[PROBLEM TO SOLVE] Using the data below, copy every line that contains the word "Fortsetzung".

[RECORDS PROVIDED]

- - -

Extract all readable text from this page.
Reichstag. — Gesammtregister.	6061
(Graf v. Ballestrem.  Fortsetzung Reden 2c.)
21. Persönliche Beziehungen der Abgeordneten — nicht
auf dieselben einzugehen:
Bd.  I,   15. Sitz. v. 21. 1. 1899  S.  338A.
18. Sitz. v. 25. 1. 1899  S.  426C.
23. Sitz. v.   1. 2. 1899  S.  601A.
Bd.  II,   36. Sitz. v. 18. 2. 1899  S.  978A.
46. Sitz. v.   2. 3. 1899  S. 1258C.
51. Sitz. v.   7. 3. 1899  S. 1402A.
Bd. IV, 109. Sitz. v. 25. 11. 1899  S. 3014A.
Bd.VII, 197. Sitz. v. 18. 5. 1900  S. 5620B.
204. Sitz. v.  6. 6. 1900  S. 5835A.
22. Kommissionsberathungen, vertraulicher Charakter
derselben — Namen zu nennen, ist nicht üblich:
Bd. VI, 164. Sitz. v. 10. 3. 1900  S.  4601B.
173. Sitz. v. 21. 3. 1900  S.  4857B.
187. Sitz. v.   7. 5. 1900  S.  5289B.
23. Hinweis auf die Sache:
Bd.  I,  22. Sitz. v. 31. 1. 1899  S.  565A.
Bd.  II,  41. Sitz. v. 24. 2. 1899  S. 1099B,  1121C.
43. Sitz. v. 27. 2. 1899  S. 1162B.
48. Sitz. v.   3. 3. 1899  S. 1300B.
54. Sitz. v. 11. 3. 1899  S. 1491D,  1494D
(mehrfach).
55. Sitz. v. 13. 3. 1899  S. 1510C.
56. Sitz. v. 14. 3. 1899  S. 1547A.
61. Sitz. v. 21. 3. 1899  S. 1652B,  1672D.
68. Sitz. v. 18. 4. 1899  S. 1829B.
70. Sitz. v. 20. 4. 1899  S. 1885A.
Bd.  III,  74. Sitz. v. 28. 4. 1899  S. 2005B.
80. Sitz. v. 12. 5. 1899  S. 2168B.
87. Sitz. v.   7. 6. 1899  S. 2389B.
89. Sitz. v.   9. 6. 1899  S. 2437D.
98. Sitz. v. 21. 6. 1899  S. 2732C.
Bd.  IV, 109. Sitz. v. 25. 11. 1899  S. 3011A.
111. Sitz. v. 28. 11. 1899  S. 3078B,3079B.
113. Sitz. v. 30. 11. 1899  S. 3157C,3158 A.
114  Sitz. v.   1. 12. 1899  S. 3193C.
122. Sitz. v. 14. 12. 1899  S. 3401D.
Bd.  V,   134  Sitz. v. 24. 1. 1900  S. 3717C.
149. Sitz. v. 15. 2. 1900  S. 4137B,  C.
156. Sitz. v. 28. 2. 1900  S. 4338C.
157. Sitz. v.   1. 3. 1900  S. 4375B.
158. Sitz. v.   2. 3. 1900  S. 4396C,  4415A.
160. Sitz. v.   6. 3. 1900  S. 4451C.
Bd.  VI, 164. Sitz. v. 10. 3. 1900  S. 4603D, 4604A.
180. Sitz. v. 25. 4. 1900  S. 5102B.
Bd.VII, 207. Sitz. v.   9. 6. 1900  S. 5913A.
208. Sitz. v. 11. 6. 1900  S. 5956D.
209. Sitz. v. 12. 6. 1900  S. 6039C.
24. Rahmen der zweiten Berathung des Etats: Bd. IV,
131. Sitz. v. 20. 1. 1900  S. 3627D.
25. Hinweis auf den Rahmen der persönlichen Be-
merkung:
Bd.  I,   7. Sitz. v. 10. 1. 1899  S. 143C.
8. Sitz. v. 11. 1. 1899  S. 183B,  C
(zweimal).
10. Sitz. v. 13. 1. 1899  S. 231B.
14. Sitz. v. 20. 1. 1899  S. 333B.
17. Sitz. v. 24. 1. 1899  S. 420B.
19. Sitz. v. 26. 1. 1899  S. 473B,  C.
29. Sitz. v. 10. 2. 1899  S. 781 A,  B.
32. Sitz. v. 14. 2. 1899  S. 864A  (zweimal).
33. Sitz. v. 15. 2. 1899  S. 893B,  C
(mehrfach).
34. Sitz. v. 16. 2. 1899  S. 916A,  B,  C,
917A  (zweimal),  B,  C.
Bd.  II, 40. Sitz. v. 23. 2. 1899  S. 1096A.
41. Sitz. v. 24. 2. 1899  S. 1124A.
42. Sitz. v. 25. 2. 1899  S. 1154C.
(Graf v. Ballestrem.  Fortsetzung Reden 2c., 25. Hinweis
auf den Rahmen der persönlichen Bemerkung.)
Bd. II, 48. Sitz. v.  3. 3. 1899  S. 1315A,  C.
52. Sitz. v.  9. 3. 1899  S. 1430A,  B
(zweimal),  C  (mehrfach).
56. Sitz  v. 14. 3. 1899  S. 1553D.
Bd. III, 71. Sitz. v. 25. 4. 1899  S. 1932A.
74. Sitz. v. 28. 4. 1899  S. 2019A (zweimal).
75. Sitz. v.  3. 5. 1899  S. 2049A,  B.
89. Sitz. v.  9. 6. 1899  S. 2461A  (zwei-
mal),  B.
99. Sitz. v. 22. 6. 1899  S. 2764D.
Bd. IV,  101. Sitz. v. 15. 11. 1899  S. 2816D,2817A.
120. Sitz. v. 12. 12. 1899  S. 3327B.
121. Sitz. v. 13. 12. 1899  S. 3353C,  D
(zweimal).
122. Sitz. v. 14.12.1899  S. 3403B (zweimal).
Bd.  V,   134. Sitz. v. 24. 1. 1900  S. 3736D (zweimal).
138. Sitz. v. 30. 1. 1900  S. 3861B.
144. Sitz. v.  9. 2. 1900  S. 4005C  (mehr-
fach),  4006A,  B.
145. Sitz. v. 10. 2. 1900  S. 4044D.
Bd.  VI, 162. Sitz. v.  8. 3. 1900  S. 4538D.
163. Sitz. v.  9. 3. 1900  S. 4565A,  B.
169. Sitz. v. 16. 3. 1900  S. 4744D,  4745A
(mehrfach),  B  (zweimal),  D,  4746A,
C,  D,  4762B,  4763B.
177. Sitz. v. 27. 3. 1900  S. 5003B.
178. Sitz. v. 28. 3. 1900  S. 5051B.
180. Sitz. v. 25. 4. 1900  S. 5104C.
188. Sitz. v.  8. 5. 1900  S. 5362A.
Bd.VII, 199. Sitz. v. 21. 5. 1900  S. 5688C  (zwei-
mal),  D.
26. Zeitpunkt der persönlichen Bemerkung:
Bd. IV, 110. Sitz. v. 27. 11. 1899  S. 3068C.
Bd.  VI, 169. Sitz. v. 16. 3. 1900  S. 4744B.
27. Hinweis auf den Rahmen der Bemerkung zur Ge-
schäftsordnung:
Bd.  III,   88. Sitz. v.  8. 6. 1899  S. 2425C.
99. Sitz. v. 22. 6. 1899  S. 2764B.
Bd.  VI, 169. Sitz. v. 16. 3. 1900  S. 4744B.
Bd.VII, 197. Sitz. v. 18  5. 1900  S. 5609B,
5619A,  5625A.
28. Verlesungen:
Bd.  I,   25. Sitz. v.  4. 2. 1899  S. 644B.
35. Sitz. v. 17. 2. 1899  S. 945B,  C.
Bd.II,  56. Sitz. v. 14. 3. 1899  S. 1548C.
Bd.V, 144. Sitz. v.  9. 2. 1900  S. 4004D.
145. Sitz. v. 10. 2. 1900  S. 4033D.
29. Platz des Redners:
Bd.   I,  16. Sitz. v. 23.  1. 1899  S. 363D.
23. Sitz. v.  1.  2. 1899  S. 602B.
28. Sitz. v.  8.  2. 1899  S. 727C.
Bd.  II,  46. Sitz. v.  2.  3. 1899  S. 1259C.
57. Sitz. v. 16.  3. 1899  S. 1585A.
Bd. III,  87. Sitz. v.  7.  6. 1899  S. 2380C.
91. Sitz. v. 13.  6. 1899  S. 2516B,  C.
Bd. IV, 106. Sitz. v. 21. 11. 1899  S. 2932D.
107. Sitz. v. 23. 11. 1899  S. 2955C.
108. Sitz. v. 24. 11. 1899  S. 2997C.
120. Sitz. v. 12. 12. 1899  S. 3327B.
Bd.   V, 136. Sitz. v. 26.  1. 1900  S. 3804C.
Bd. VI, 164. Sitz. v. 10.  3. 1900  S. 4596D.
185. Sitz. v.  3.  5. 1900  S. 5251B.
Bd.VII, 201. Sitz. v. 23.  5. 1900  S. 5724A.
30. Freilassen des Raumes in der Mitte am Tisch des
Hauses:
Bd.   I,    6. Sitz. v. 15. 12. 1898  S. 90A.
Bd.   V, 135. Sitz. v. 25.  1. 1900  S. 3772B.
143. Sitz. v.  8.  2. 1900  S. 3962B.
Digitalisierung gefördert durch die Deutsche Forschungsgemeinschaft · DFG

- - -

[SOLUTION FOR THIS PROBLEM]
(Graf v. Ballestrem.  Fortsetzung Reden 2c.)
(Graf v. Ballestrem.  Fortsetzung Reden 2c., 25. Hinweis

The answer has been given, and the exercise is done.